» **WHAT THE TASK ASKS**
List all lines in the material below that contain "nyílik".

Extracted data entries
______________________________
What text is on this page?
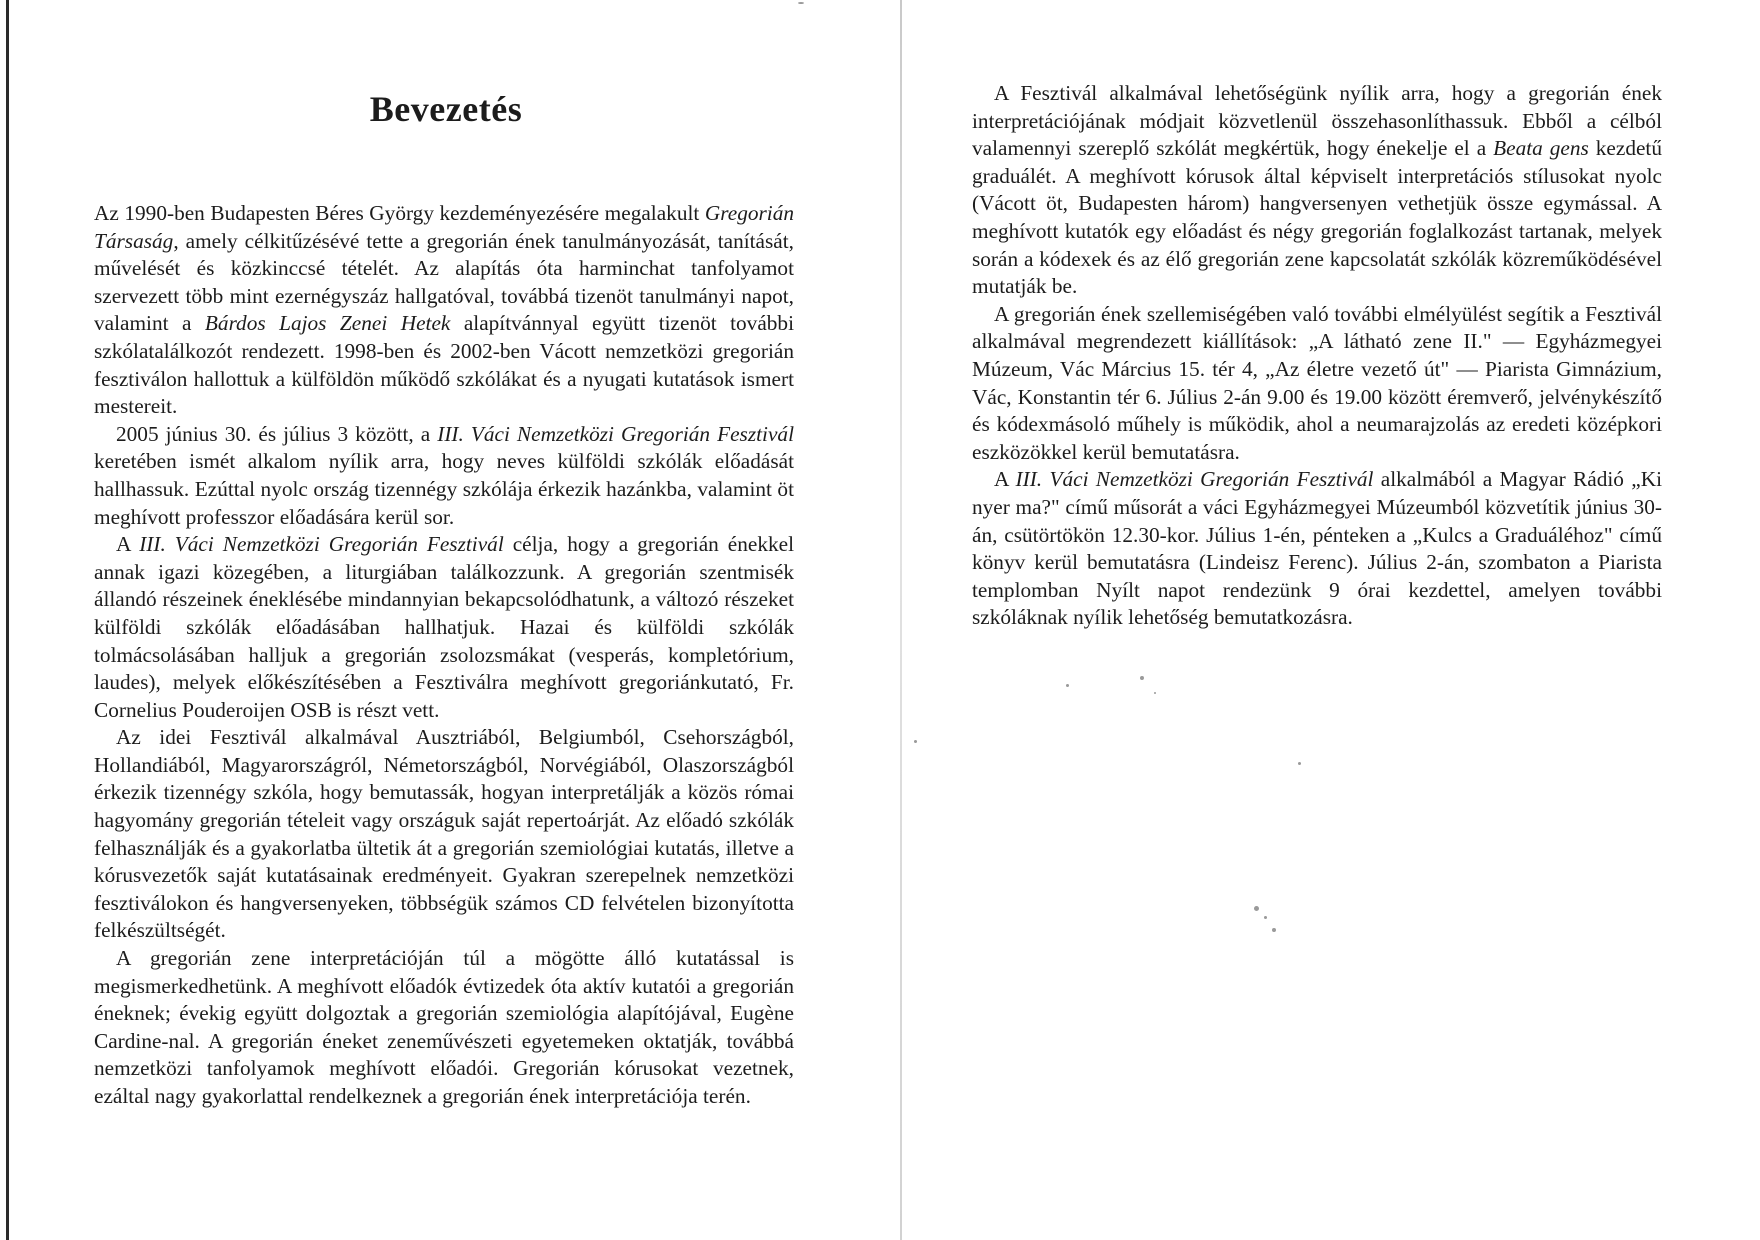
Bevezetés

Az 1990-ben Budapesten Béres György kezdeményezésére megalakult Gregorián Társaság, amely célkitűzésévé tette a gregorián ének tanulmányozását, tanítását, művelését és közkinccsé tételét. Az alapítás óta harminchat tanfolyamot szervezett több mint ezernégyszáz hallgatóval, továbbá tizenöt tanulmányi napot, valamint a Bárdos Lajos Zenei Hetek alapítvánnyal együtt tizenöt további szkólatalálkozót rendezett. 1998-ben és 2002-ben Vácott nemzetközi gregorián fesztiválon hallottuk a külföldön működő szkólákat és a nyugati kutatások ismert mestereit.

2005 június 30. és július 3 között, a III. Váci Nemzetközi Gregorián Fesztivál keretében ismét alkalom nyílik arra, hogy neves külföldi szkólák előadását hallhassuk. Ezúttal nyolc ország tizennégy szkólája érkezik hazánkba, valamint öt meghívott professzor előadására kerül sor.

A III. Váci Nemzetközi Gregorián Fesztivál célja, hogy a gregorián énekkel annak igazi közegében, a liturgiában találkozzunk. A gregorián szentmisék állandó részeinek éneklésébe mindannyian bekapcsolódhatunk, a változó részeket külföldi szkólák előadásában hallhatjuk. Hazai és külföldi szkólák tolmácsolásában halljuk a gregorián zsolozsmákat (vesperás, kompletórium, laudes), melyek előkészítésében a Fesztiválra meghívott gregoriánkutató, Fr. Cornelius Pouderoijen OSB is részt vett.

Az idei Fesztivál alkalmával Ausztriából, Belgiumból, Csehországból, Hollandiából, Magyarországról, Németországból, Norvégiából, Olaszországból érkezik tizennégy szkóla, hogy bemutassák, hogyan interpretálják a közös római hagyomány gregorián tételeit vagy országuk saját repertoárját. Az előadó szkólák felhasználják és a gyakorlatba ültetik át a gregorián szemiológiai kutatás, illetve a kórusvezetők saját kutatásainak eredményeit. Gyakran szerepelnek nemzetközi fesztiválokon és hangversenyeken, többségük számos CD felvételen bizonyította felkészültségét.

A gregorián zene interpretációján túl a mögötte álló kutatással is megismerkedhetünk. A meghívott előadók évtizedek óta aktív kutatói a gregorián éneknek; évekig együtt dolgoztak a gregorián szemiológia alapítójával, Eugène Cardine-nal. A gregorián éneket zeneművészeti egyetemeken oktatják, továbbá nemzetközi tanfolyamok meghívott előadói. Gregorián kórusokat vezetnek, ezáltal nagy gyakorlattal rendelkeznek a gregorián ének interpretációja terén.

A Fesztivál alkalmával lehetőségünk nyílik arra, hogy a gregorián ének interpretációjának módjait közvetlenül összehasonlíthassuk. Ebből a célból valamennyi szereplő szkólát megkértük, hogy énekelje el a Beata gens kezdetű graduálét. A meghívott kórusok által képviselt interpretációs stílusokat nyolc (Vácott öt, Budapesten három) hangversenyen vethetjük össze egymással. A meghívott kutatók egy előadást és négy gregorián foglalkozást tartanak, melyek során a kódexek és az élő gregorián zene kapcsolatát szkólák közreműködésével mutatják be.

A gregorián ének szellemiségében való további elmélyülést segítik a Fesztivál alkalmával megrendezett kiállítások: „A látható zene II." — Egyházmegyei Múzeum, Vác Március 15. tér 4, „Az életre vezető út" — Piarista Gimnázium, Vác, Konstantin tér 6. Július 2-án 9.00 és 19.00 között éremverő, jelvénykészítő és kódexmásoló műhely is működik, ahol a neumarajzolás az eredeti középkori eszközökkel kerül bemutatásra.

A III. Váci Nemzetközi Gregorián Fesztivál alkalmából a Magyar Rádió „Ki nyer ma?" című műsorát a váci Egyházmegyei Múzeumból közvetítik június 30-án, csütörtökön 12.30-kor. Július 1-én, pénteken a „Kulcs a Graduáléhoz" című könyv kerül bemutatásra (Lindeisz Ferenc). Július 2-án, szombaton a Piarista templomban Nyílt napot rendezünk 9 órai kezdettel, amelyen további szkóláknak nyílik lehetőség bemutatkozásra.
______________________________
» **RESULT FOR THIS TASK**
2005 június 30. és július 3 között, a III. Váci Nemzetközi Gregorián Fesztivál keretében ismét alkalom nyílik arra, hogy neves külföldi szkólák előadását hallhassuk. Ezúttal nyolc ország tizennégy szkólája érkezik hazánkba, valamint öt meghívott professzor előadására kerül sor.
A Fesztivál alkalmával lehetőségünk nyílik arra, hogy a gregorián ének interpretációjának módjait közvetlenül összehasonlíthassuk. Ebből a célból valamennyi szereplő szkólát megkértük, hogy énekelje el a Beata gens kezdetű graduálét. A meghívott kórusok által képviselt interpretációs stílusokat nyolc (Vácott öt, Budapesten három) hangversenyen vethetjük össze egymással. A meghívott kutatók egy előadást és négy gregorián foglalkozást tartanak, melyek során a kódexek és az élő gregorián zene kapcsolatát szkólák közreműködésével mutatják be.
A III. Váci Nemzetközi Gregorián Fesztivál alkalmából a Magyar Rádió „Ki nyer ma?" című műsorát a váci Egyházmegyei Múzeumból közvetítik június 30-án, csütörtökön 12.30-kor. Július 1-én, pénteken a „Kulcs a Graduáléhoz" című könyv kerül bemutatásra (Lindeisz Ferenc). Július 2-án, szombaton a Piarista templomban Nyílt napot rendezünk 9 órai kezdettel, amelyen további szkóláknak nyílik lehetőség bemutatkozásra.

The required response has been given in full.